* [Given exercise] Everything from the line containing "Convert this screenshot" to the last line of the records must be returned verbatim; nothing else belongs in the output.

* [Data records]
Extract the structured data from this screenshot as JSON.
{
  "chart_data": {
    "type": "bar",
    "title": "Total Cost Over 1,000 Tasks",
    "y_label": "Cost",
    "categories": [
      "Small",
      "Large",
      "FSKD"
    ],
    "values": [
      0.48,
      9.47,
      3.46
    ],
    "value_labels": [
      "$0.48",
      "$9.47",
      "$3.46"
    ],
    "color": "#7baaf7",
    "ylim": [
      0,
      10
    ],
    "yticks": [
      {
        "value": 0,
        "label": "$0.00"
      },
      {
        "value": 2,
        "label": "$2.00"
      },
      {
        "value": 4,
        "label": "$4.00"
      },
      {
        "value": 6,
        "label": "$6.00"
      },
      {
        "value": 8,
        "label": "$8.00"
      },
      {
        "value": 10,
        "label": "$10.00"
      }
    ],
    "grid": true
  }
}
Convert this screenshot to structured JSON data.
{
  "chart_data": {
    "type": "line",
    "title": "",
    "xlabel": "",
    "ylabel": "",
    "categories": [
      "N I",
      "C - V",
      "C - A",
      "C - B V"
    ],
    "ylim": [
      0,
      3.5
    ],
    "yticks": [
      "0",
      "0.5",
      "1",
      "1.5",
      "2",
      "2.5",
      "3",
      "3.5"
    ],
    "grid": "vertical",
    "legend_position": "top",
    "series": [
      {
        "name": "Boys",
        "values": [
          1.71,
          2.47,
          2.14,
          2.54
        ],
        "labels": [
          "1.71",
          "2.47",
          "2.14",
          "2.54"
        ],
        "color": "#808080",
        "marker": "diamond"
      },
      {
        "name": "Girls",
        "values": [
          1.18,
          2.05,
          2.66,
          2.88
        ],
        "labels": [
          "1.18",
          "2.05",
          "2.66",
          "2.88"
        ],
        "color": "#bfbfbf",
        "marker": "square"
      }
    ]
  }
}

* [Result of the exercise]
Convert this screenshot to structured JSON data.
{
  "chart_data": {
    "type": "line",
    "title": "",
    "xlabel": "",
    "ylabel": "",
    "categories": [
      "N I",
      "C - V",
      "C - A",
      "C - B V"
    ],
    "ylim": [
      0,
      3.5
    ],
    "yticks": [
      "0",
      "0.5",
      "1",
      "1.5",
      "2",
      "2.5",
      "3",
      "3.5"
    ],
    "grid": "vertical",
    "legend_position": "top",
    "series": [
      {
        "name": "Boys",
        "values": [
          1.71,
          2.47,
          2.14,
          2.54
        ],
        "labels": [
          "1.71",
          "2.47",
          "2.14",
          "2.54"
        ],
        "color": "#808080",
        "marker": "diamond"
      },
      {
        "name": "Girls",
        "values": [
          1.18,
          2.05,
          2.66,
          2.88
        ],
        "labels": [
          "1.18",
          "2.05",
          "2.66",
          "2.88"
        ],
        "color": "#bfbfbf",
        "marker": "square"
      }
    ]
  }
}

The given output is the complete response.